● GOAL OF THE EXERCISE:
Skip the images and return the records below exactly.

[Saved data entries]
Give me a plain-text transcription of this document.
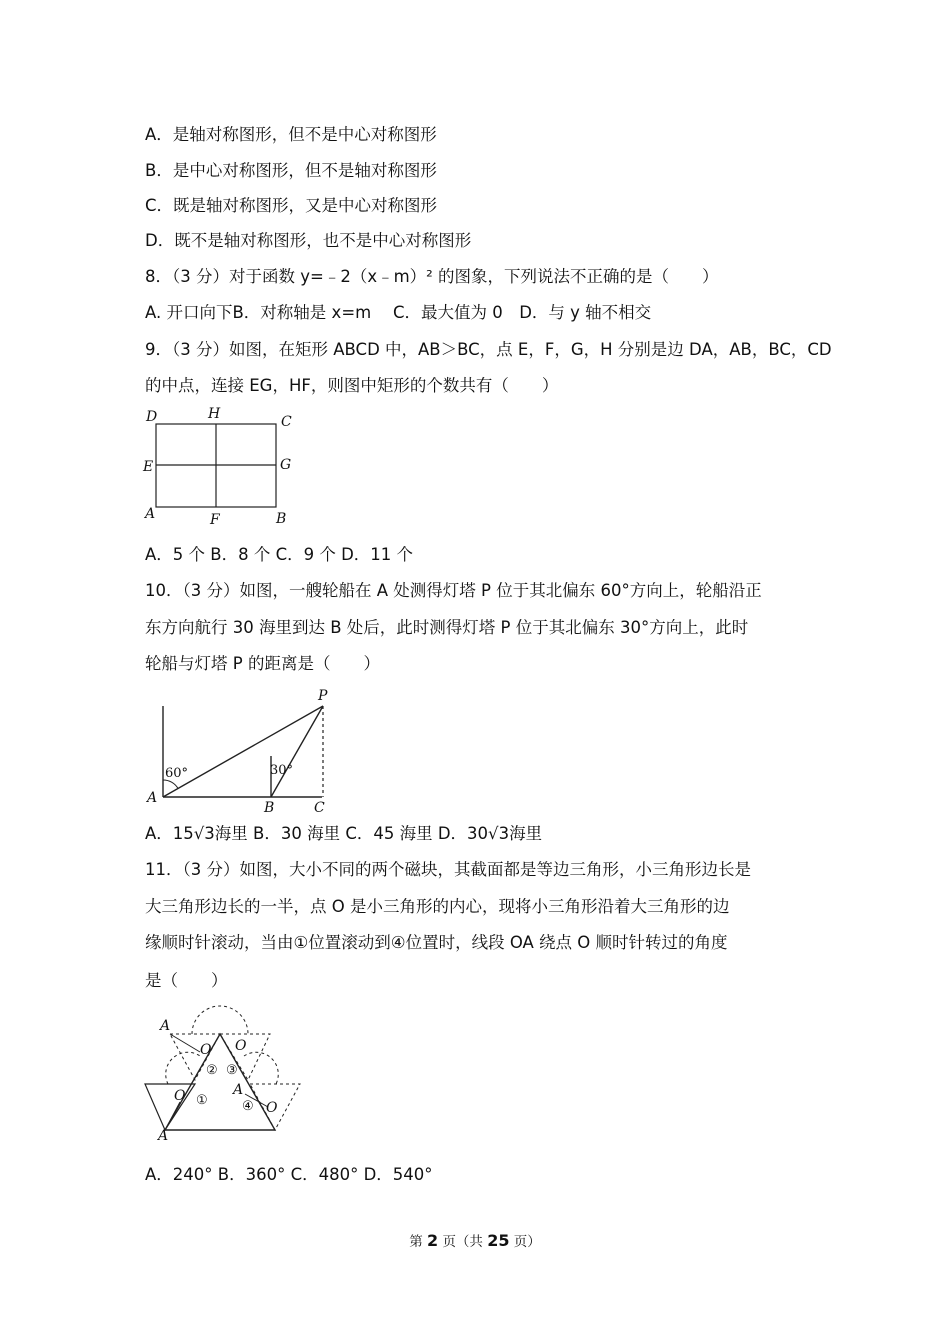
A．是轴对称图形，但不是中心对称图形
B．是中心对称图形，但不是轴对称图形
C．既是轴对称图形，又是中心对称图形
D．既不是轴对称图形，也不是中心对称图形
8．（3 分）对于函数 y=﹣2（x﹣m）² 的图象，下列说法不正确的是（　　）
A. 开口向下B．对称轴是 x=m　 C．最大值为 0　D．与 y 轴不相交
9．（3 分）如图，在矩形 ABCD 中，AB＞BC，点 E，F，G，H 分别是边 DA，AB，BC，CD
的中点，连接 EG，HF，则图中矩形的个数共有（　　）
A．5 个 B．8 个 C．9 个 D．11 个
10．（3 分）如图，一艘轮船在 A 处测得灯塔 P 位于其北偏东 60°方向上，轮船沿正
东方向航行 30 海里到达 B 处后，此时测得灯塔 P 位于其北偏东 30°方向上，此时
轮船与灯塔 P 的距离是（　　）
A．15√3海里 B．30 海里 C．45 海里 D．30√3海里
11．（3 分）如图，大小不同的两个磁块，其截面都是等边三角形，小三角形边长是
大三角形边长的一半，点 O 是小三角形的内心，现将小三角形沿着大三角形的边
缘顺时针滚动，当由①位置滚动到④位置时，线段 OA 绕点 O 顺时针转过的角度
是（　　）
A．240° B．360° C．480° D．540°
D	H	C
E	G
A	F	B
P
60°	30°
A
B	C
A
O O
② ③
O ①
A
④ O
A
第 2 页（共 25 页）
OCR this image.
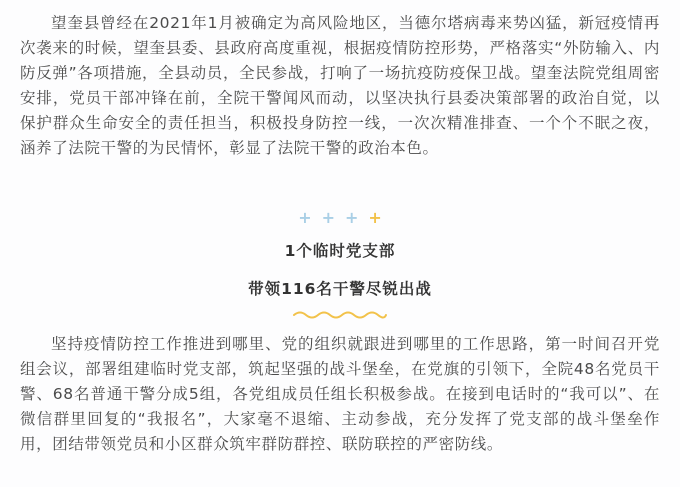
望奎县曾经在2021年1月被确定为高风险地区，当德尔塔病毒来势凶猛，新冠疫情再次袭来的时候，望奎县委、县政府高度重视，根据疫情防控形势，严格落实“外防输入、内防反弹”各项措施，全县动员，全民参战，打响了一场抗疫防疫保卫战。望奎法院党组周密安排，党员干部冲锋在前，全院干警闻风而动，以坚决执行县委决策部署的政治自觉，以保护群众生命安全的责任担当，积极投身防控一线，一次次精准排查、一个个不眠之夜，涵养了法院干警的为民情怀，彰显了法院干警的政治本色。

+ + + +
1个临时党支部
带领116名干警尽锐出战

坚持疫情防控工作推进到哪里、党的组织就跟进到哪里的工作思路，第一时间召开党组会议，部署组建临时党支部，筑起坚强的战斗堡垒，在党旗的引领下，全院48名党员干警、68名普通干警分成5组，各党组成员任组长积极参战。在接到电话时的“我可以”、在微信群里回复的“我报名”，大家毫不退缩、主动参战，充分发挥了党支部的战斗堡垒作用，团结带领党员和小区群众筑牢群防群控、联防联控的严密防线。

● TASK RESPONSE:
Give me a plain-text transcription of this document.
A．是轴对称图形，但不是中心对称图形
B．是中心对称图形，但不是轴对称图形
C．既是轴对称图形，又是中心对称图形
D．既不是轴对称图形，也不是中心对称图形
8．（3 分）对于函数 y=﹣2（x﹣m）² 的图象，下列说法不正确的是（　　）
A. 开口向下B．对称轴是 x=m　 C．最大值为 0　D．与 y 轴不相交
9．（3 分）如图，在矩形 ABCD 中，AB＞BC，点 E，F，G，H 分别是边 DA，AB，BC，CD
的中点，连接 EG，HF，则图中矩形的个数共有（　　）
A．5 个 B．8 个 C．9 个 D．11 个
10．（3 分）如图，一艘轮船在 A 处测得灯塔 P 位于其北偏东 60°方向上，轮船沿正
东方向航行 30 海里到达 B 处后，此时测得灯塔 P 位于其北偏东 30°方向上，此时
轮船与灯塔 P 的距离是（　　）
A．15√3海里 B．30 海里 C．45 海里 D．30√3海里
11．（3 分）如图，大小不同的两个磁块，其截面都是等边三角形，小三角形边长是
大三角形边长的一半，点 O 是小三角形的内心，现将小三角形沿着大三角形的边
缘顺时针滚动，当由①位置滚动到④位置时，线段 OA 绕点 O 顺时针转过的角度
是（　　）
A．240° B．360° C．480° D．540°
D	H	C
E	G
A	F	B
P
60°	30°
A
B	C
A
O O
② ③
O ①
A
④ O
A
第 2 页（共 25 页）
OCR this image.
望奎县曾经在2021年1月被确定为高风险地区，当德尔塔病毒来势凶猛，新冠疫情再次袭来的时候，望奎县委、县政府高度重视，根据疫情防控形势，严格落实“外防输入、内防反弹”各项措施，全县动员，全民参战，打响了一场抗疫防疫保卫战。望奎法院党组周密安排，党员干部冲锋在前，全院干警闻风而动，以坚决执行县委决策部署的政治自觉，以保护群众生命安全的责任担当，积极投身防控一线，一次次精准排查、一个个不眠之夜，涵养了法院干警的为民情怀，彰显了法院干警的政治本色。

+ + + +
1个临时党支部
带领116名干警尽锐出战

坚持疫情防控工作推进到哪里、党的组织就跟进到哪里的工作思路，第一时间召开党组会议，部署组建临时党支部，筑起坚强的战斗堡垒，在党旗的引领下，全院48名党员干警、68名普通干警分成5组，各党组成员任组长积极参战。在接到电话时的“我可以”、在微信群里回复的“我报名”，大家毫不退缩、主动参战，充分发挥了党支部的战斗堡垒作用，团结带领党员和小区群众筑牢群防群控、联防联控的严密防线。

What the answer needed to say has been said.